◆ **INSTRUCTIONS FOR THE TASK**: Reproduce the entries in full, with no changes.

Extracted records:
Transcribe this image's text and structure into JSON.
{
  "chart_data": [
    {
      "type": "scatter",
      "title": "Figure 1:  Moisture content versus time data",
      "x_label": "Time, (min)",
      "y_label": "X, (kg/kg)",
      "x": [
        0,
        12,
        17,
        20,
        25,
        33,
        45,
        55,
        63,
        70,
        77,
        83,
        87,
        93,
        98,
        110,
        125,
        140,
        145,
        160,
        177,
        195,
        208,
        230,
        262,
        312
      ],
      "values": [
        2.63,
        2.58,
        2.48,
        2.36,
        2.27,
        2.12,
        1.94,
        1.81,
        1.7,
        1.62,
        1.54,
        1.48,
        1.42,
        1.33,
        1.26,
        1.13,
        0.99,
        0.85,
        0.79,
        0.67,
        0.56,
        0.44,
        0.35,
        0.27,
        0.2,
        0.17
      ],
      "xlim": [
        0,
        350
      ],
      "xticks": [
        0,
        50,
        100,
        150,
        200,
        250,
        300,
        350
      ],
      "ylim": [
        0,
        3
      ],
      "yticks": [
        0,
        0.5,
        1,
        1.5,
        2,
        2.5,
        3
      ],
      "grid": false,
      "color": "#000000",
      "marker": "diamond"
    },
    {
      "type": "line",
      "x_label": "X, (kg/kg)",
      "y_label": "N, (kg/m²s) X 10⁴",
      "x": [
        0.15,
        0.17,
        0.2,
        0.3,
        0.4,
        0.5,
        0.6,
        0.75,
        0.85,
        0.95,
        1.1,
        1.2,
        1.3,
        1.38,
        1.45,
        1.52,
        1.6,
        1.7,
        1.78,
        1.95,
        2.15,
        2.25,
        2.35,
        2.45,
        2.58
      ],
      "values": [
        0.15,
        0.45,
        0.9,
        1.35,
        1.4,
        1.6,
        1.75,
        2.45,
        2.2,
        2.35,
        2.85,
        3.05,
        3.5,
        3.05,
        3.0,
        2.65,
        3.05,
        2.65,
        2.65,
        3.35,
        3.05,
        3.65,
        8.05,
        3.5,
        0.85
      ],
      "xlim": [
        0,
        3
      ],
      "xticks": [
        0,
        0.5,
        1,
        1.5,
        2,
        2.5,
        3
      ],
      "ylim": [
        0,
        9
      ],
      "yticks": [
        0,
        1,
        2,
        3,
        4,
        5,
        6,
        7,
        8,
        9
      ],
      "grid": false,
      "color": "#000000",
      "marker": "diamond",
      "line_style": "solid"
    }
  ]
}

◆ **TASK OUTPUT**:
Transcribe this image's text and structure into JSON.
{
  "chart_data": [
    {
      "type": "scatter",
      "title": "Figure 1:  Moisture content versus time data",
      "x_label": "Time, (min)",
      "y_label": "X, (kg/kg)",
      "x": [
        0,
        12,
        17,
        20,
        25,
        33,
        45,
        55,
        63,
        70,
        77,
        83,
        87,
        93,
        98,
        110,
        125,
        140,
        145,
        160,
        177,
        195,
        208,
        230,
        262,
        312
      ],
      "values": [
        2.63,
        2.58,
        2.48,
        2.36,
        2.27,
        2.12,
        1.94,
        1.81,
        1.7,
        1.62,
        1.54,
        1.48,
        1.42,
        1.33,
        1.26,
        1.13,
        0.99,
        0.85,
        0.79,
        0.67,
        0.56,
        0.44,
        0.35,
        0.27,
        0.2,
        0.17
      ],
      "xlim": [
        0,
        350
      ],
      "xticks": [
        0,
        50,
        100,
        150,
        200,
        250,
        300,
        350
      ],
      "ylim": [
        0,
        3
      ],
      "yticks": [
        0,
        0.5,
        1,
        1.5,
        2,
        2.5,
        3
      ],
      "grid": false,
      "color": "#000000",
      "marker": "diamond"
    },
    {
      "type": "line",
      "x_label": "X, (kg/kg)",
      "y_label": "N, (kg/m²s) X 10⁴",
      "x": [
        0.15,
        0.17,
        0.2,
        0.3,
        0.4,
        0.5,
        0.6,
        0.75,
        0.85,
        0.95,
        1.1,
        1.2,
        1.3,
        1.38,
        1.45,
        1.52,
        1.6,
        1.7,
        1.78,
        1.95,
        2.15,
        2.25,
        2.35,
        2.45,
        2.58
      ],
      "values": [
        0.15,
        0.45,
        0.9,
        1.35,
        1.4,
        1.6,
        1.75,
        2.45,
        2.2,
        2.35,
        2.85,
        3.05,
        3.5,
        3.05,
        3.0,
        2.65,
        3.05,
        2.65,
        2.65,
        3.35,
        3.05,
        3.65,
        8.05,
        3.5,
        0.85
      ],
      "xlim": [
        0,
        3
      ],
      "xticks": [
        0,
        0.5,
        1,
        1.5,
        2,
        2.5,
        3
      ],
      "ylim": [
        0,
        9
      ],
      "yticks": [
        0,
        1,
        2,
        3,
        4,
        5,
        6,
        7,
        8,
        9
      ],
      "grid": false,
      "color": "#000000",
      "marker": "diamond",
      "line_style": "solid"
    }
  ]
}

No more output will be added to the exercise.